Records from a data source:
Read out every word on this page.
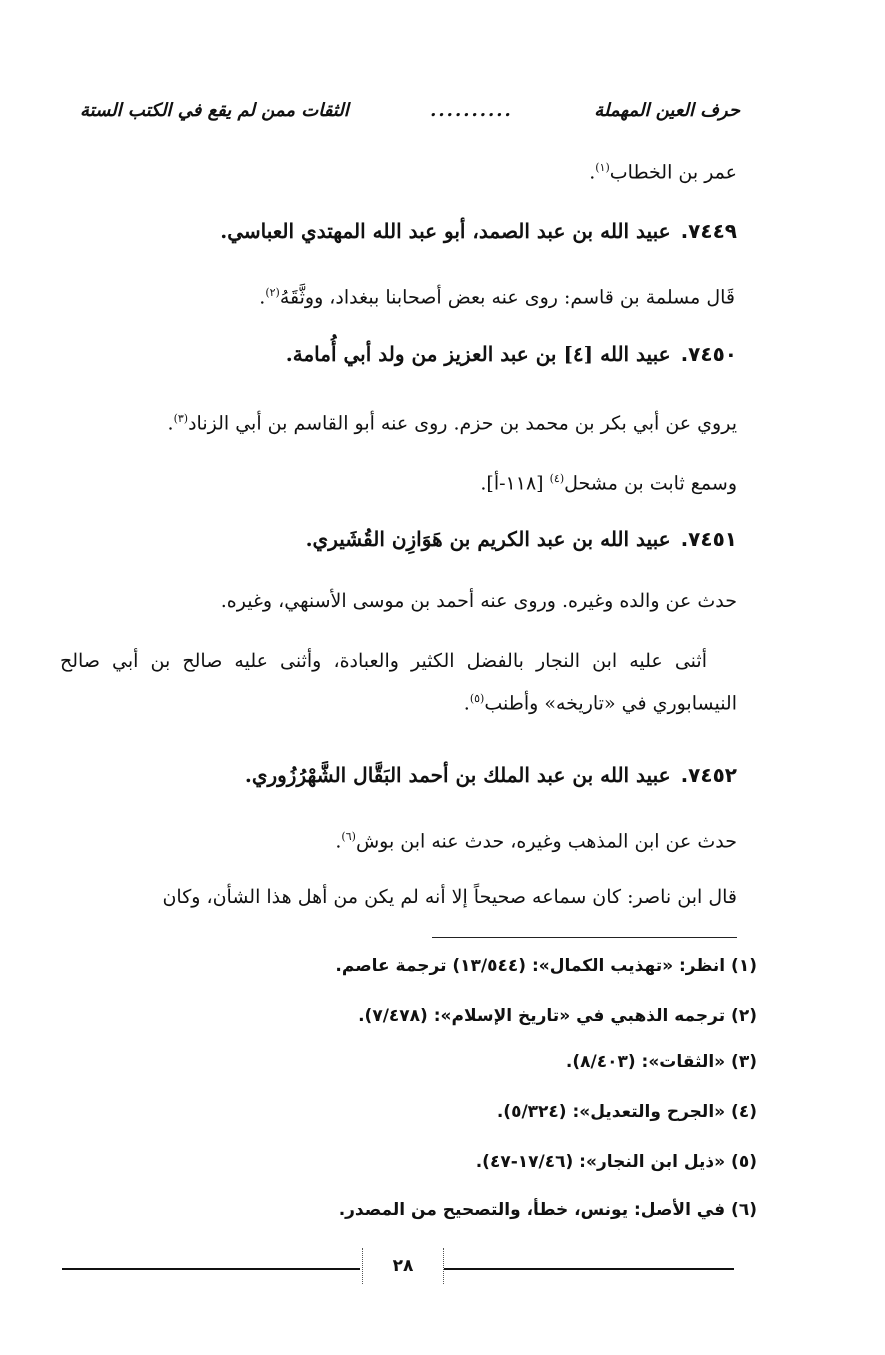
حرف العين المهملة
..........
الثقات ممن لم يقع في الكتب الستة
عمر بن الخطاب$^{(١)}$.
٧٤٤٩.عبيد الله بن عبد الصمد، أبو عبد الله المهتدي العباسي.
قَال مسلمة بن قاسم: روى عنه بعض أصحابنا ببغداد، ووثَّقَهُ$^{(٢)}$.
٧٤٥٠.عبيد الله [٤] بن عبد العزيز من ولد أبي أُمامة.
يروي عن أبي بكر بن محمد بن حزم. روى عنه أبو القاسم بن أبي الزناد$^{(٣)}$.
وسمع ثابت بن مشحل$^{(٤)}$ [١١٨-أ].
٧٤٥١.عبيد الله بن عبد الكريم بن هَوَازِن القُشَيري.
حدث عن والده وغيره. وروى عنه أحمد بن موسى الأسنهي، وغيره.
أثنى عليه ابن النجار بالفضل الكثير والعبادة، وأثنى عليه صالح بن أبي صالح النيسابوري في «تاريخه» وأطنب$^{(٥)}$.
٧٤٥٢.عبيد الله بن عبد الملك بن أحمد البَقَّال الشَّهْرُزُوري.
حدث عن ابن المذهب وغيره، حدث عنه ابن بوش$^{(٦)}$.
قال ابن ناصر: كان سماعه صحيحاً إلا أنه لم يكن من أهل هذا الشأن، وكان
(١) انظر: «تهذيب الكمال»: (١٣/٥٤٤) ترجمة عاصم.
(٢) ترجمه الذهبي في «تاريخ الإسلام»: (٧/٤٧٨).
(٣) «الثقات»: (٨/٤٠٣).
(٤) «الجرح والتعديل»: (٥/٣٢٤).
(٥) «ذيل ابن النجار»: (١٧/٤٦-٤٧).
(٦) في الأصل: يونس، خطأ، والتصحيح من المصدر.
٢٨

- Exercise details
Repeat the records word for word. Any picture in them should be left out.

- Output
Read out every word on this page.
حرف العين المهملة
..........
الثقات ممن لم يقع في الكتب الستة
عمر بن الخطاب$^{(١)}$.
٧٤٤٩.عبيد الله بن عبد الصمد، أبو عبد الله المهتدي العباسي.
قَال مسلمة بن قاسم: روى عنه بعض أصحابنا ببغداد، ووثَّقَهُ$^{(٢)}$.
٧٤٥٠.عبيد الله [٤] بن عبد العزيز من ولد أبي أُمامة.
يروي عن أبي بكر بن محمد بن حزم. روى عنه أبو القاسم بن أبي الزناد$^{(٣)}$.
وسمع ثابت بن مشحل$^{(٤)}$ [١١٨-أ].
٧٤٥١.عبيد الله بن عبد الكريم بن هَوَازِن القُشَيري.
حدث عن والده وغيره. وروى عنه أحمد بن موسى الأسنهي، وغيره.
أثنى عليه ابن النجار بالفضل الكثير والعبادة، وأثنى عليه صالح بن أبي صالح النيسابوري في «تاريخه» وأطنب$^{(٥)}$.
٧٤٥٢.عبيد الله بن عبد الملك بن أحمد البَقَّال الشَّهْرُزُوري.
حدث عن ابن المذهب وغيره، حدث عنه ابن بوش$^{(٦)}$.
قال ابن ناصر: كان سماعه صحيحاً إلا أنه لم يكن من أهل هذا الشأن، وكان
(١) انظر: «تهذيب الكمال»: (١٣/٥٤٤) ترجمة عاصم.
(٢) ترجمه الذهبي في «تاريخ الإسلام»: (٧/٤٧٨).
(٣) «الثقات»: (٨/٤٠٣).
(٤) «الجرح والتعديل»: (٥/٣٢٤).
(٥) «ذيل ابن النجار»: (١٧/٤٦-٤٧).
(٦) في الأصل: يونس، خطأ، والتصحيح من المصدر.
٢٨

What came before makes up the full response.